===== RAW RECORDS
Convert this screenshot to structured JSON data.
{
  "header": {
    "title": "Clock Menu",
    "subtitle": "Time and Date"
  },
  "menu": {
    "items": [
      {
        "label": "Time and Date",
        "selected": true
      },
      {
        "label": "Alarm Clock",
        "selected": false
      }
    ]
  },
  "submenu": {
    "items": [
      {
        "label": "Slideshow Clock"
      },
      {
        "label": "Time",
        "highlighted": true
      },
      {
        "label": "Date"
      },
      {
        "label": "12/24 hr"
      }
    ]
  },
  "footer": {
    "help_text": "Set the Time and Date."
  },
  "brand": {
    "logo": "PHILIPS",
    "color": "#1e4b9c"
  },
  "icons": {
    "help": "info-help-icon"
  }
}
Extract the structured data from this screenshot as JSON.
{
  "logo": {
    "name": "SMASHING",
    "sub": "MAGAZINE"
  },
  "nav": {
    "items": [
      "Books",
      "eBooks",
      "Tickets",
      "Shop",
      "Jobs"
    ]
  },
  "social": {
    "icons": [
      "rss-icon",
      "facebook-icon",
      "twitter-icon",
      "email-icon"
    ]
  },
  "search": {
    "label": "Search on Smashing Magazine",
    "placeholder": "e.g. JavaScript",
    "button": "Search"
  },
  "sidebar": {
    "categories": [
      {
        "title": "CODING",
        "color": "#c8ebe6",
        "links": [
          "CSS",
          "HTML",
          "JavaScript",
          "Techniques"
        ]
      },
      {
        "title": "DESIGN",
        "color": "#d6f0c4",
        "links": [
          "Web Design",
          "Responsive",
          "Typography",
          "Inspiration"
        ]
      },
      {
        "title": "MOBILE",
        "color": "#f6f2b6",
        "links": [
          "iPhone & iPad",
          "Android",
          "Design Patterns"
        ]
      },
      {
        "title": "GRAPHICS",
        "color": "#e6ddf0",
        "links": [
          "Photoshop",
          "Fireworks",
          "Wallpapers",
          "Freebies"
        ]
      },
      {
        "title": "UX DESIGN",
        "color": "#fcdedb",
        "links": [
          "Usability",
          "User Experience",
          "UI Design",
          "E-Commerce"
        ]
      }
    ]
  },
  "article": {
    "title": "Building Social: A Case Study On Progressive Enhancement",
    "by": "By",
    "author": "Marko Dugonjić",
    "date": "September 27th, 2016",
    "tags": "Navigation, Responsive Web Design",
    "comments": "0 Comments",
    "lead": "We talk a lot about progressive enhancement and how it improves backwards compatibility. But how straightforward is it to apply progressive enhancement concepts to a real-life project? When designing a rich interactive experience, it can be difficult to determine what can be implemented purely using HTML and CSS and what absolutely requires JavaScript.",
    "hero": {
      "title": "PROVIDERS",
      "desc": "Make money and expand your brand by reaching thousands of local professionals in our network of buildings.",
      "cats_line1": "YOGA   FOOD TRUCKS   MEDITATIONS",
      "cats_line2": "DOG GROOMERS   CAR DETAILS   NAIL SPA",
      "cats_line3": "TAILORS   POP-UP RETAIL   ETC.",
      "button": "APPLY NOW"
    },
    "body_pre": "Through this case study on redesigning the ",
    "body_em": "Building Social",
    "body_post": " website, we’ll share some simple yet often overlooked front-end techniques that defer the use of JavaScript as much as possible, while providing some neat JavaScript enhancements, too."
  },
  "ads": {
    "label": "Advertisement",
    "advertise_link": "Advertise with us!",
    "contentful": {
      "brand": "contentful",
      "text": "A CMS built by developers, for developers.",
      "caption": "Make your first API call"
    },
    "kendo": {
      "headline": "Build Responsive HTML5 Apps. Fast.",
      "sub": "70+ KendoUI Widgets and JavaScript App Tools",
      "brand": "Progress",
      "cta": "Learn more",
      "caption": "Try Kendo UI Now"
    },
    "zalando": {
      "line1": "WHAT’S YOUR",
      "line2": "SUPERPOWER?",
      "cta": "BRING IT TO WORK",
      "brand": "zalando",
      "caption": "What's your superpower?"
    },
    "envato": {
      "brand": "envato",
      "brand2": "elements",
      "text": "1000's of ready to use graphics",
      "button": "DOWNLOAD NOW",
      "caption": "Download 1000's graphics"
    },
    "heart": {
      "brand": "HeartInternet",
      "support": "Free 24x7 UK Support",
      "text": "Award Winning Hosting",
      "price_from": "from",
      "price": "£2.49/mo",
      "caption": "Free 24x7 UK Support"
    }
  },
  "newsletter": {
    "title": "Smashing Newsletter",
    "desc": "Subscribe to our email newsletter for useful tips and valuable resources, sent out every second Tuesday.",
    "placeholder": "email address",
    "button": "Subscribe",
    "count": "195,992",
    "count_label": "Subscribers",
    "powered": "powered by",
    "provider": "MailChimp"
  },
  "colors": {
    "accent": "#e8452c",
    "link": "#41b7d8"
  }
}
==========
→ PROBLEM TO WORK ON
Please output every record, keeping each line exact.

→ CORRECT ANSWER
Convert this screenshot to structured JSON data.
{
  "header": {
    "title": "Clock Menu",
    "subtitle": "Time and Date"
  },
  "menu": {
    "items": [
      {
        "label": "Time and Date",
        "selected": true
      },
      {
        "label": "Alarm Clock",
        "selected": false
      }
    ]
  },
  "submenu": {
    "items": [
      {
        "label": "Slideshow Clock"
      },
      {
        "label": "Time",
        "highlighted": true
      },
      {
        "label": "Date"
      },
      {
        "label": "12/24 hr"
      }
    ]
  },
  "footer": {
    "help_text": "Set the Time and Date."
  },
  "brand": {
    "logo": "PHILIPS",
    "color": "#1e4b9c"
  },
  "icons": {
    "help": "info-help-icon"
  }
}
Extract the structured data from this screenshot as JSON.
{
  "logo": {
    "name": "SMASHING",
    "sub": "MAGAZINE"
  },
  "nav": {
    "items": [
      "Books",
      "eBooks",
      "Tickets",
      "Shop",
      "Jobs"
    ]
  },
  "social": {
    "icons": [
      "rss-icon",
      "facebook-icon",
      "twitter-icon",
      "email-icon"
    ]
  },
  "search": {
    "label": "Search on Smashing Magazine",
    "placeholder": "e.g. JavaScript",
    "button": "Search"
  },
  "sidebar": {
    "categories": [
      {
        "title": "CODING",
        "color": "#c8ebe6",
        "links": [
          "CSS",
          "HTML",
          "JavaScript",
          "Techniques"
        ]
      },
      {
        "title": "DESIGN",
        "color": "#d6f0c4",
        "links": [
          "Web Design",
          "Responsive",
          "Typography",
          "Inspiration"
        ]
      },
      {
        "title": "MOBILE",
        "color": "#f6f2b6",
        "links": [
          "iPhone & iPad",
          "Android",
          "Design Patterns"
        ]
      },
      {
        "title": "GRAPHICS",
        "color": "#e6ddf0",
        "links": [
          "Photoshop",
          "Fireworks",
          "Wallpapers",
          "Freebies"
        ]
      },
      {
        "title": "UX DESIGN",
        "color": "#fcdedb",
        "links": [
          "Usability",
          "User Experience",
          "UI Design",
          "E-Commerce"
        ]
      }
    ]
  },
  "article": {
    "title": "Building Social: A Case Study On Progressive Enhancement",
    "by": "By",
    "author": "Marko Dugonjić",
    "date": "September 27th, 2016",
    "tags": "Navigation, Responsive Web Design",
    "comments": "0 Comments",
    "lead": "We talk a lot about progressive enhancement and how it improves backwards compatibility. But how straightforward is it to apply progressive enhancement concepts to a real-life project? When designing a rich interactive experience, it can be difficult to determine what can be implemented purely using HTML and CSS and what absolutely requires JavaScript.",
    "hero": {
      "title": "PROVIDERS",
      "desc": "Make money and expand your brand by reaching thousands of local professionals in our network of buildings.",
      "cats_line1": "YOGA   FOOD TRUCKS   MEDITATIONS",
      "cats_line2": "DOG GROOMERS   CAR DETAILS   NAIL SPA",
      "cats_line3": "TAILORS   POP-UP RETAIL   ETC.",
      "button": "APPLY NOW"
    },
    "body_pre": "Through this case study on redesigning the ",
    "body_em": "Building Social",
    "body_post": " website, we’ll share some simple yet often overlooked front-end techniques that defer the use of JavaScript as much as possible, while providing some neat JavaScript enhancements, too."
  },
  "ads": {
    "label": "Advertisement",
    "advertise_link": "Advertise with us!",
    "contentful": {
      "brand": "contentful",
      "text": "A CMS built by developers, for developers.",
      "caption": "Make your first API call"
    },
    "kendo": {
      "headline": "Build Responsive HTML5 Apps. Fast.",
      "sub": "70+ KendoUI Widgets and JavaScript App Tools",
      "brand": "Progress",
      "cta": "Learn more",
      "caption": "Try Kendo UI Now"
    },
    "zalando": {
      "line1": "WHAT’S YOUR",
      "line2": "SUPERPOWER?",
      "cta": "BRING IT TO WORK",
      "brand": "zalando",
      "caption": "What's your superpower?"
    },
    "envato": {
      "brand": "envato",
      "brand2": "elements",
      "text": "1000's of ready to use graphics",
      "button": "DOWNLOAD NOW",
      "caption": "Download 1000's graphics"
    },
    "heart": {
      "brand": "HeartInternet",
      "support": "Free 24x7 UK Support",
      "text": "Award Winning Hosting",
      "price_from": "from",
      "price": "£2.49/mo",
      "caption": "Free 24x7 UK Support"
    }
  },
  "newsletter": {
    "title": "Smashing Newsletter",
    "desc": "Subscribe to our email newsletter for useful tips and valuable resources, sent out every second Tuesday.",
    "placeholder": "email address",
    "button": "Subscribe",
    "count": "195,992",
    "count_label": "Subscribers",
    "powered": "powered by",
    "provider": "MailChimp"
  },
  "colors": {
    "accent": "#e8452c",
    "link": "#41b7d8"
  }
}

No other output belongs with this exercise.